Show every line that has the string "адресу" in it.

===

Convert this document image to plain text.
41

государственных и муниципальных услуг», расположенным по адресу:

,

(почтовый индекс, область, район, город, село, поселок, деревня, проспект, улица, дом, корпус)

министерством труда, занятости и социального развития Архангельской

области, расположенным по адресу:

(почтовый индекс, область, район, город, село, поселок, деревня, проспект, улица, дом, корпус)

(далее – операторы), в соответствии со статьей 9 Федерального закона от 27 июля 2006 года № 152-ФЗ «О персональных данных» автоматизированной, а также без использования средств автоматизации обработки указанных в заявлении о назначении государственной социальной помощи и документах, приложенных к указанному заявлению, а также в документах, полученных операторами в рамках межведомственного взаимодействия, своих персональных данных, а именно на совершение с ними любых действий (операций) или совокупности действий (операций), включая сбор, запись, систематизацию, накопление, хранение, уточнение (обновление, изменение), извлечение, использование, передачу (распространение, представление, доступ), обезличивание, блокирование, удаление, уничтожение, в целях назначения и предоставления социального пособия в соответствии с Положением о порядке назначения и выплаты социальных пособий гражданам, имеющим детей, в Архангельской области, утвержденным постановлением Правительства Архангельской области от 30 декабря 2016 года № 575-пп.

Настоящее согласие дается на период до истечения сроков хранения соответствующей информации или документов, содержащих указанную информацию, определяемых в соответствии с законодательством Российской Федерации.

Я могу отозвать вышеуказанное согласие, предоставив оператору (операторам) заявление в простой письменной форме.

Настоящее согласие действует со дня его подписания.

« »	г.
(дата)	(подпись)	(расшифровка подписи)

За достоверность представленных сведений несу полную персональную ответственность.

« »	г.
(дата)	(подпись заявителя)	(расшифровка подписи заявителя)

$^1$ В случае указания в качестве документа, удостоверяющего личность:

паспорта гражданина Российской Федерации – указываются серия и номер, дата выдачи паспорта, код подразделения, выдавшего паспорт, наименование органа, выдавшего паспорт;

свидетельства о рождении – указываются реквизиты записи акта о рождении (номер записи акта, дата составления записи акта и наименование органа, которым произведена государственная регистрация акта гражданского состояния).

===

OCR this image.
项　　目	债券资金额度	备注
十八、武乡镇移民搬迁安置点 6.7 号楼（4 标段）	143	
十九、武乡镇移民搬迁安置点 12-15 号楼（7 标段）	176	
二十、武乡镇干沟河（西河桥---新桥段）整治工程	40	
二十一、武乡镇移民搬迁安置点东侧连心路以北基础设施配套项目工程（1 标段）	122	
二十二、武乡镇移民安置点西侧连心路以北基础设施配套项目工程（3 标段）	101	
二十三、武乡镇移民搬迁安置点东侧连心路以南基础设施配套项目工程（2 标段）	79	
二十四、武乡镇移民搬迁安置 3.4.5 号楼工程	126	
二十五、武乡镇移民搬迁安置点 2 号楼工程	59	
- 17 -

===

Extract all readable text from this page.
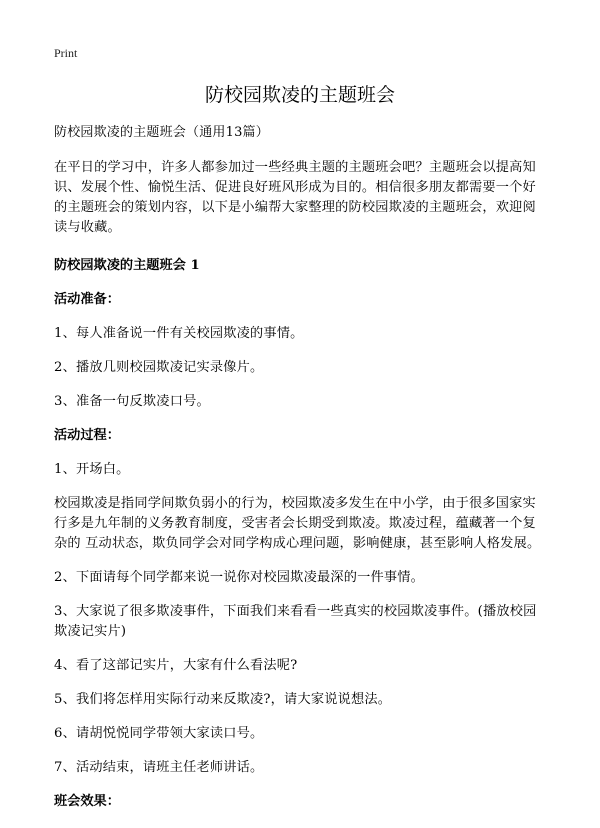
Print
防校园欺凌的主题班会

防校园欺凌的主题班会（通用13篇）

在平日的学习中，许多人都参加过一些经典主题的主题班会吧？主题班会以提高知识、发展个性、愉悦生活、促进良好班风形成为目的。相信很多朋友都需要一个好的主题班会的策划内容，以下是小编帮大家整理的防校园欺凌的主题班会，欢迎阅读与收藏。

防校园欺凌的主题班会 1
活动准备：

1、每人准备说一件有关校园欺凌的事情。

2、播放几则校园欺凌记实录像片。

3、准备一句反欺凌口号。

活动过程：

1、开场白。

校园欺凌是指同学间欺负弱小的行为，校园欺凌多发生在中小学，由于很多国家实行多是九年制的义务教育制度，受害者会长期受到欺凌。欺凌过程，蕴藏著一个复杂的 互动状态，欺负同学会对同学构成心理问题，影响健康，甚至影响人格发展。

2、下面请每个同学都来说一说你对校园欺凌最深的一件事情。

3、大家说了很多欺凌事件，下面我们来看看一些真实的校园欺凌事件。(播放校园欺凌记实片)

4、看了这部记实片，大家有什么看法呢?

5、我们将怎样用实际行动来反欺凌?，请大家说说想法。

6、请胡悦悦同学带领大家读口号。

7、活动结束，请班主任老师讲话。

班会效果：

===

▸ **Response to the task**
государственных и муниципальных услуг», расположенным по адресу:
области, расположенным по адресу:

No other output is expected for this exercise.